**Raw records:**
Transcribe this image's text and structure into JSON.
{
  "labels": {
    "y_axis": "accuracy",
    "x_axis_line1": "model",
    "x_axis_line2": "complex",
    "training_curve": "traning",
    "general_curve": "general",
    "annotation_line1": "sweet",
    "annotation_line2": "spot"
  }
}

**Requirement:**
Please repeat all the records above exactly as they appear.

**Problem solution:**
Transcribe this image's text and structure into JSON.
{
  "labels": {
    "y_axis": "accuracy",
    "x_axis_line1": "model",
    "x_axis_line2": "complex",
    "training_curve": "traning",
    "general_curve": "general",
    "annotation_line1": "sweet",
    "annotation_line2": "spot"
  }
}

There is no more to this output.